◆ ACTIVITY
Only lines that contain the string "icon" should be returned from the material below.

+++

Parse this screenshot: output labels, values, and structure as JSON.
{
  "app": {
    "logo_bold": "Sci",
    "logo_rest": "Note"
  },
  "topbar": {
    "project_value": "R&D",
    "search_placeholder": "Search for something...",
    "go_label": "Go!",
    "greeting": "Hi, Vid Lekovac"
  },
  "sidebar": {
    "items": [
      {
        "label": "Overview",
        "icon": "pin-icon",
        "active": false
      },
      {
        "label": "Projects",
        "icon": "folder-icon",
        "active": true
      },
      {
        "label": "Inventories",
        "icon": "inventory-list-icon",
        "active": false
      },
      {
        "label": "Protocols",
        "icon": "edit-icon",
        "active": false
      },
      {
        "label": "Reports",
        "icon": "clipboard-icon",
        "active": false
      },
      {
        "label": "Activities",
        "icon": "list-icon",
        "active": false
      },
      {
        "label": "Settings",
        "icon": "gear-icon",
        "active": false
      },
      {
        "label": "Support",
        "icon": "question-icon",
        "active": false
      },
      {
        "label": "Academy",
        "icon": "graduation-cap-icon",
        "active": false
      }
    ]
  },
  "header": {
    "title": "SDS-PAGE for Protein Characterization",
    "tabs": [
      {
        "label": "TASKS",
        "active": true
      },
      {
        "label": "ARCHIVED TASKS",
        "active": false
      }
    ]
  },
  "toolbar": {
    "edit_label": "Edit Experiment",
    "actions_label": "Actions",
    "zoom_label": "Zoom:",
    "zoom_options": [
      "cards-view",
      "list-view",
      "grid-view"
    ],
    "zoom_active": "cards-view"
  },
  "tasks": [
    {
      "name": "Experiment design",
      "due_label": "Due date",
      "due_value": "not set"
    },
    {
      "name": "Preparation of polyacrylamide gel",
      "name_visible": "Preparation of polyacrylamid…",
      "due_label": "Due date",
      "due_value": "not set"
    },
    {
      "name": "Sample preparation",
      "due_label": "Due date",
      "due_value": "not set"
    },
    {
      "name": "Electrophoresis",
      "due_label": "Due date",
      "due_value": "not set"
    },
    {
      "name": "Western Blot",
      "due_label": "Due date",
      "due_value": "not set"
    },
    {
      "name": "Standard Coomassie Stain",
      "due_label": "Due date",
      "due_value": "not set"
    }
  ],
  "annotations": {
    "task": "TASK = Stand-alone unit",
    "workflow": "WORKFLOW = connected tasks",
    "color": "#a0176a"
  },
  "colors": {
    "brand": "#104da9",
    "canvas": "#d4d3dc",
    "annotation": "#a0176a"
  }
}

+++

◆ WRITTEN ANSWER
        "icon": "pin-icon",
        "icon": "folder-icon",
        "icon": "inventory-list-icon",
        "icon": "edit-icon",
        "icon": "clipboard-icon",
        "icon": "list-icon",
        "icon": "gear-icon",
        "icon": "question-icon",
        "icon": "graduation-cap-icon",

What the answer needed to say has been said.